## TEXT
Fig. 1: Trends of double-couple component of the seismic moment tensors.
figure 1

Results for the GCMT and ISC catalogues are shown in panels (a, b and c, d) respectively, also with respect to different magnitude bins. Seismicity is classified into normal (green), strike-slip (red), thrust (blue) according to the Aki-Richards definition29, while transpressive and transtensional events are respectively in yellow and in cyan, as represented in the legends on the right panels. Error bars in (a, c) stand for 2σ.

Table 1 Double-couple components of moment tensors in different seismic catalogues.
Fig. 2: Correlations between double-couple component and maximum magnitude and b-value of the Gutenberg-Richter distribution.
figure 2

Double-couple trends as a function of the magnitude of the largest event in the sets for the GCMT and ISC catalogues (a, c). b-value as a function of the average double-couple of the earthquakes of each set (b, d). (b, d) suggest that normal-faulting earthquakes have lower double-couple components than strike-slip and thrust-faulting events at a global scale. Error bars stand for σ.

Fig. 3: Normalized DC frequency distributions for different classes of earthquakes.
figure 3

Thrust-faulting events showcase a distribution peaked at elevated DC values, while normal, transpressive, strike-slip and transtensional seismic events tend to have increasingly left heavy-tailed distributions with non-negligible percentages of earthquakes featured by low DC (a). A geographic map with points representing earthquakes coloured according to their DC (b, data from Global CMT, 2000–2021, Mw ≥ 5.3).

Fig. 4: Trends of double-couple component of the seismic moment tensors in the GCMT catalogue (Mw ≥ 5.3, 1990–2021) for different ranges of hypocentral depth.
figure 4

The red line represents DC values for seismicity shallower than 30 km, while the orange one stands for events in between 30 and 60 km, the salmon one is the trend of 60–100 km and the yellow line for deep earthquakes (>100 km). Error bars are not plotted for the sake of readability; however, their size has the same order of magnitude of those in Fig. 1, usually larger for deeper events.

Discussion

Moment tensors are outputs of an inverse problem which can be calculated using different techniques with different strengths and weaknesses. In our analysis we considered catalogues obtained using different approaches: for instance, the inversion procedure of the GCMT is mainly based on surface waveforms, while the ISC-GEM also derives focal mechanisms via body waves polarities and amplitudes. The first method usually guarantees higher quality datasets since it takes advantage of the low-frequency information of the entire seismogram; on the other hand, it is rather sensitive to the adopted seismic velocity model, which can introduce severe errors in the estimation of Mw < 5 earthquakes moment tensors50. In our analysis, we only considered reviewed seismic events occurred in the last two decades with magnitudes Mw > 5 (compare with Table 1 for details) to guarantee a satisfactory data quality. This choice allows us to reject the hypothesis of a uniform distribution of the DC component as a function of the rake angle, as proven by the significant p-values of the χ2 test for both the GCMT and the ISC-GEM catalogues (p 0.001, Table 1).

## EXERCISE INPUT

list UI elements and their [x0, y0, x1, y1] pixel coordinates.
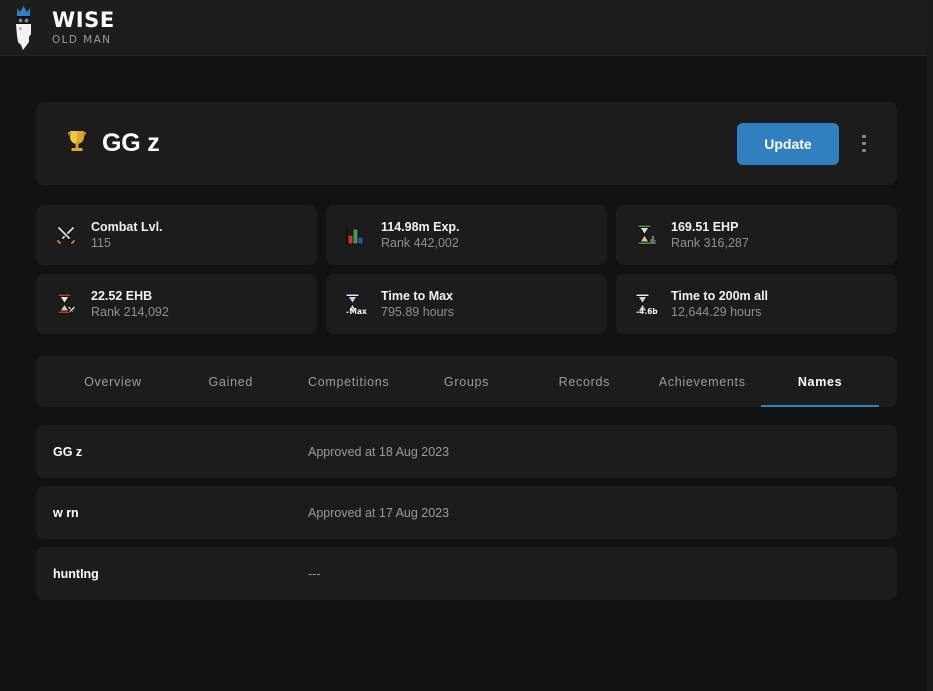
tab-records[interactable]: Records: [525, 356, 643, 407]
stat-subtitle: 12,644.29 hours: [671, 305, 762, 319]
kebab-menu-icon[interactable]: [853, 129, 875, 159]
red-hourglass-icon: [54, 292, 78, 316]
update-button[interactable]: Update: [737, 122, 839, 165]
tab-names[interactable]: Names: [761, 356, 879, 407]
tab-achievements[interactable]: Achievements: [643, 356, 761, 407]
stat-title: Time to Max: [381, 289, 454, 303]
name-change-row[interactable]: w rn Approved at 17 Aug 2023: [36, 486, 897, 539]
stat-subtitle: 115: [91, 236, 111, 250]
page-scrollbar[interactable]: [927, 0, 933, 691]
player-name: GG z: [102, 129, 160, 157]
names-list: GG z Approved at 18 Aug 2023 w rn Approv…: [36, 425, 897, 600]
name-approved-date: ---: [308, 566, 321, 581]
player-actions: Update: [737, 122, 875, 165]
hourglass-max-icon: Max: [344, 292, 368, 316]
stat-title: 114.98m Exp.: [381, 220, 460, 234]
wise-old-man-logo-icon: [10, 4, 40, 52]
crossed-swords-icon: [54, 223, 78, 247]
kebab-dot: [862, 134, 866, 139]
stat-subtitle: Rank 316,287: [671, 236, 749, 250]
stat-card-time-to-200m-all[interactable]: 4.6b Time to 200m all 12,644.29 hours: [616, 274, 897, 334]
kebab-dot: [862, 148, 866, 153]
trophy-icon: [66, 129, 88, 158]
svg-text:4.6b: 4.6b: [639, 307, 658, 316]
stat-card-ehp[interactable]: 169.51 EHP Rank 316,287: [616, 205, 897, 265]
brand-logo[interactable]: WISE OLD MAN: [10, 4, 115, 52]
tab-overview[interactable]: Overview: [54, 356, 172, 407]
player-header-card: GG z Update: [36, 102, 897, 185]
tab-groups[interactable]: Groups: [408, 356, 526, 407]
player-stats-grid: Combat Lvl. 115 114.98m Exp. Rank 442,00…: [36, 205, 897, 334]
stat-title: Combat Lvl.: [91, 220, 163, 234]
name-approved-date: Approved at 18 Aug 2023: [308, 444, 450, 459]
stat-card-time-to-max[interactable]: Max Time to Max 795.89 hours: [326, 274, 607, 334]
player-identity: GG z: [66, 129, 160, 158]
hourglass-200m-icon: 4.6b: [634, 292, 659, 316]
name-approved-date: Approved at 17 Aug 2023: [308, 505, 450, 520]
name-value: GG z: [53, 444, 83, 459]
tab-competitions[interactable]: Competitions: [290, 356, 408, 407]
name-change-row[interactable]: huntIng ---: [36, 547, 897, 600]
stat-card-experience[interactable]: 114.98m Exp. Rank 442,002: [326, 205, 607, 265]
stat-card-ehb[interactable]: 22.52 EHB Rank 214,092: [36, 274, 317, 334]
stat-card-combat-level[interactable]: Combat Lvl. 115: [36, 205, 317, 265]
name-value: w rn: [53, 505, 79, 520]
kebab-dot: [862, 141, 866, 146]
stat-title: 169.51 EHP: [671, 220, 739, 234]
top-navbar: WISE OLD MAN: [0, 0, 933, 56]
name-change-row[interactable]: GG z Approved at 18 Aug 2023: [36, 425, 897, 478]
stat-subtitle: Rank 442,002: [381, 236, 459, 250]
stat-subtitle: 795.89 hours: [381, 305, 454, 319]
stat-title: Time to 200m all: [671, 289, 769, 303]
stat-subtitle: Rank 214,092: [91, 305, 169, 319]
stat-title: 22.52 EHB: [91, 289, 153, 303]
player-tabs: Overview Gained Competitions Groups Reco…: [36, 356, 897, 407]
bar-chart-icon: [344, 223, 368, 247]
brand-title: WISE: [52, 8, 115, 33]
page-content: GG z Update Combat Lvl. 115 114.98m Exp.…: [0, 56, 933, 600]
svg-text:Max: Max: [350, 307, 368, 316]
name-value: huntIng: [53, 566, 99, 581]
green-hourglass-icon: [634, 223, 658, 247]
tab-gained[interactable]: Gained: [172, 356, 290, 407]
brand-subtitle: OLD MAN: [52, 33, 112, 46]
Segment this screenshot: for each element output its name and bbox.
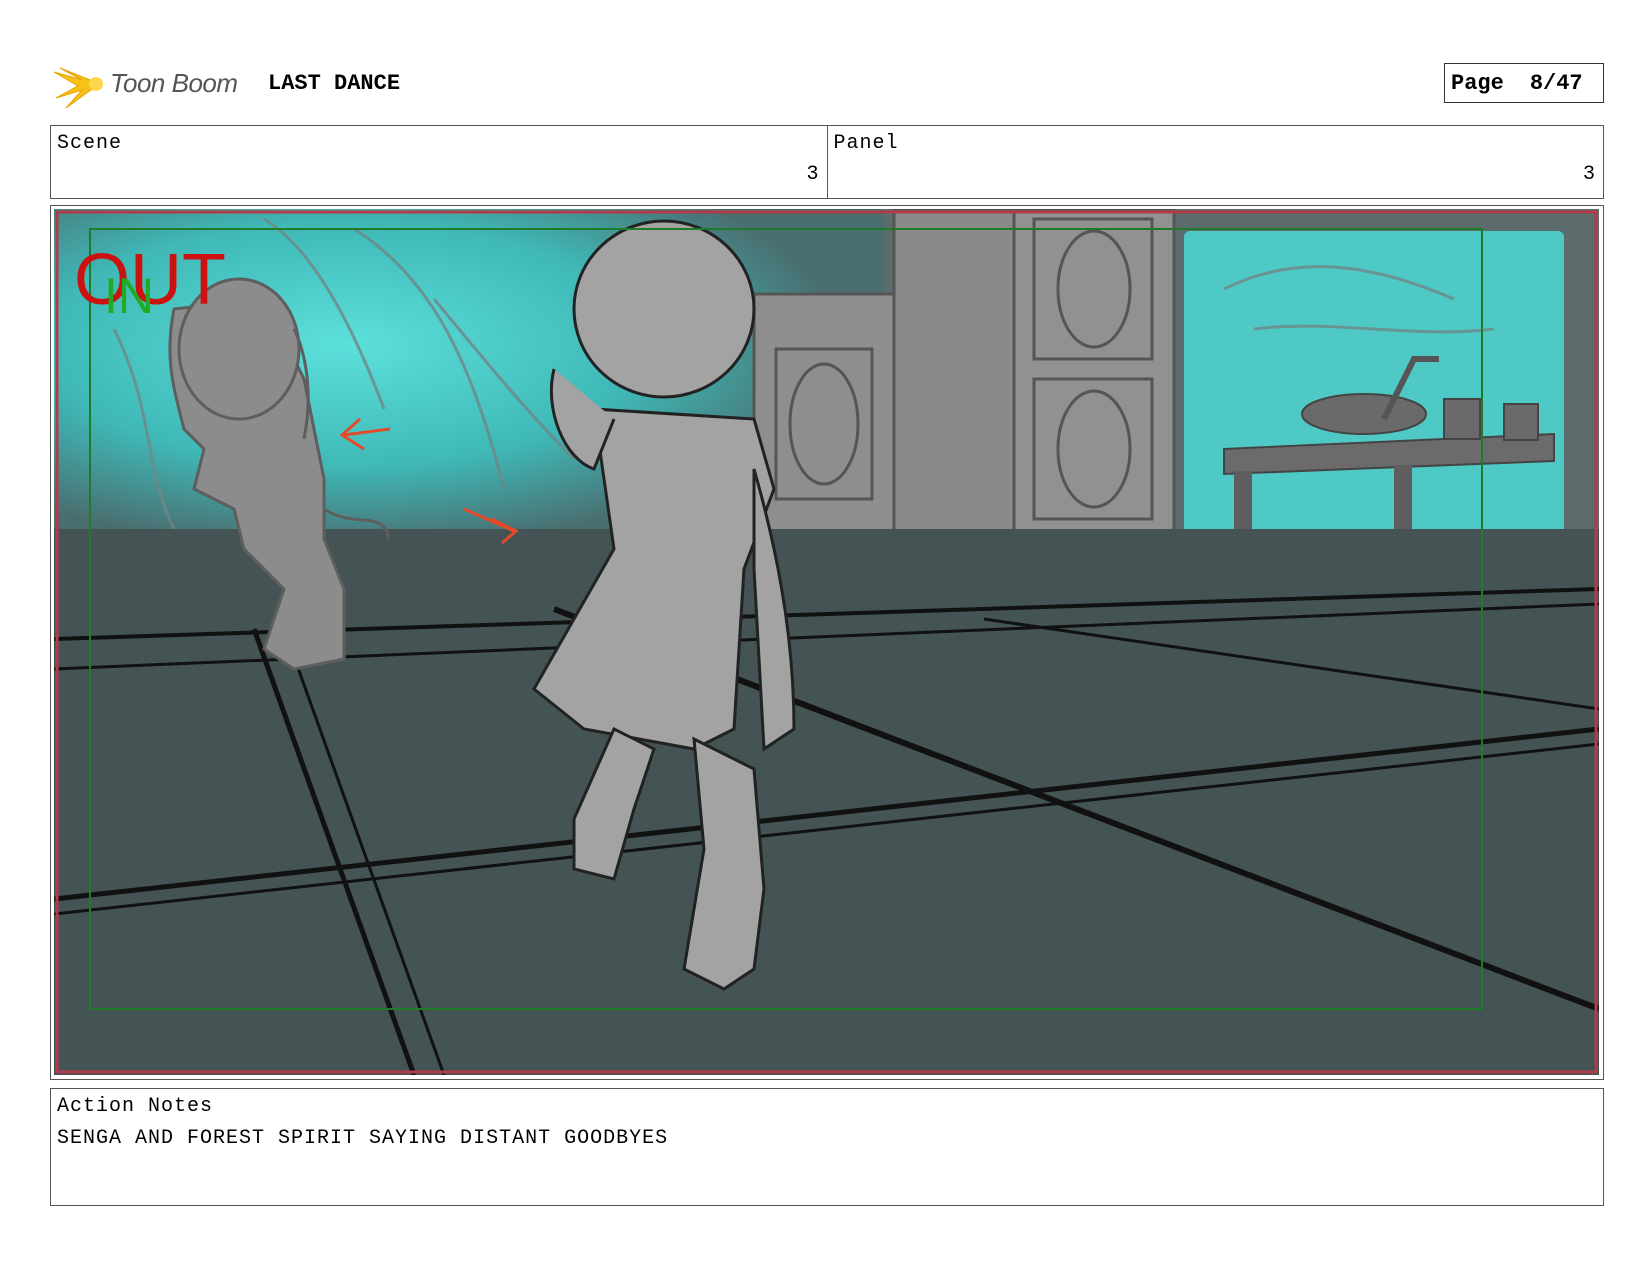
logo-text: Toon Boom (110, 68, 238, 98)
scene-label: Scene (57, 132, 123, 155)
panel-label: Panel (833, 132, 899, 155)
storyboard-header: Toon Boom LAST DANCE Page 8/47 (52, 58, 1612, 110)
page-label: Page (1451, 70, 1504, 96)
action-notes-text: SENGA AND FOREST SPIRIT SAYING DISTANT G… (57, 1127, 669, 1150)
project-title: LAST DANCE (268, 71, 401, 96)
scene-cell: Scene 3 (51, 126, 827, 198)
scene-number: 3 (806, 163, 819, 186)
panel-number: 3 (1582, 163, 1595, 186)
speaker-large (892, 209, 1176, 556)
action-notes-box: Action Notes SENGA AND FOREST SPIRIT SAY… (50, 1088, 1604, 1206)
scene-panel-row: Scene 3 Panel 3 (50, 125, 1604, 199)
action-notes-label: Action Notes (57, 1095, 214, 1118)
panel-drawing: OUT IN (54, 209, 1599, 1075)
page-number: 8/47 (1529, 70, 1583, 96)
starburst-icon (53, 67, 103, 109)
speaker-small (752, 292, 896, 566)
toon-boom-logo: Toon Boom (52, 58, 252, 110)
storyboard-panel: OUT IN (50, 205, 1604, 1080)
in-label: IN (104, 268, 154, 324)
page-indicator: Page 8/47 (1444, 63, 1604, 103)
panel-cell: Panel 3 (826, 126, 1604, 198)
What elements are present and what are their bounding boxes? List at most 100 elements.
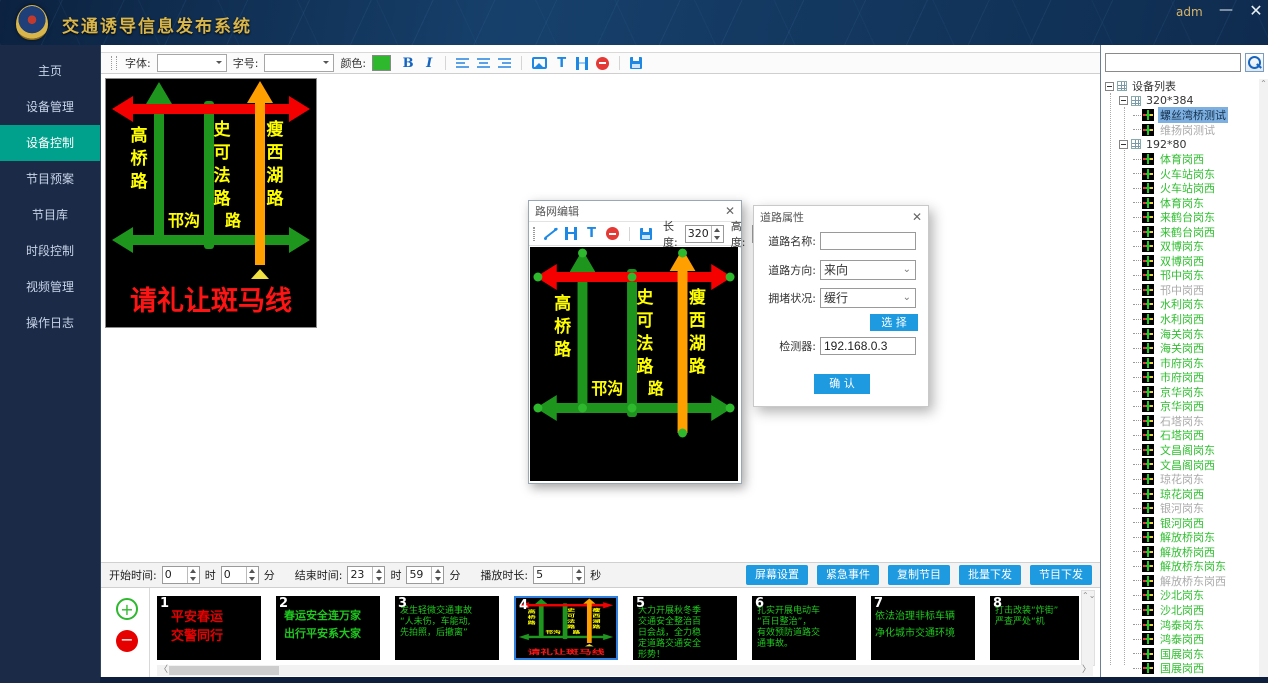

## WHAT YOU WILL DO
1/ Rewrite the entries from the line containing "tab-records[interactable]: Records: [525, 356, 643, 407]" down through the line containing "stat-title: Time to Max: [381, 289, 454, 303]", replacing "Time to Max" with "Time to Maximum" and leaving everything else unchanged.
2/ Carry on the text about double-couple components of earthquake moment tensors from the point where it stops.

## ANSWERS PROVIDED
1/
tab-records[interactable]: Records: [525, 356, 643, 407]
stat-subtitle: 12,644.29 hours: [671, 305, 762, 319]
kebab-menu-icon[interactable]: [853, 129, 875, 159]
red-hourglass-icon: [54, 292, 78, 316]
update-button[interactable]: Update: [737, 122, 839, 165]
tab-names[interactable]: Names: [761, 356, 879, 407]
tab-achievements[interactable]: Achievements: [643, 356, 761, 407]
stat-title: Time to Maximum: [381, 289, 454, 303]

2/
Prudence is required because even though heterogeneities in source geometry become smaller and smaller with magnitude so that moment tensor inversions are more consistent for large earthquakes, Kagan’s angles51 are still large for Mw 6 (up to 30°) in global catalogues and significant values (5°–15°) also affect the largest events. For this reason, large numbers of events with significant magnitude are needed for keeping uncertainties as small as possible. Despite efforts, the issue of possible systematic errors which may affect both the DC percentage and its uncertainty remains. In this regard, since a direct inspection is extremely complicated for global and large-scale regional catalogues in which uniform criteria are adopted for the inversion algorithms, we focused on the strongest arguments against a physical origin of large percentages (>30%) of CLVD component in moment tensor solutions of moderate and large earthquakes showing that, even though present, they are not sufficient to explain the variability of the non-DC components in moment tensors.

The first argument is the decrease of the non-DC component for larger earthquakes51. The plots in Fig. 1b, d prove something different; the decrease is limited to thrust and transpressive earthquakes, while it is not observed in other faulting types, at least above magnitude 5.5. This observation suggests a physical reason for this phenomenon. For instance, the finite-source ruptures with variations in rake and slip amplitude over the fault plane, or multiple rupture planes are known to lead to non-DC moment tensors38.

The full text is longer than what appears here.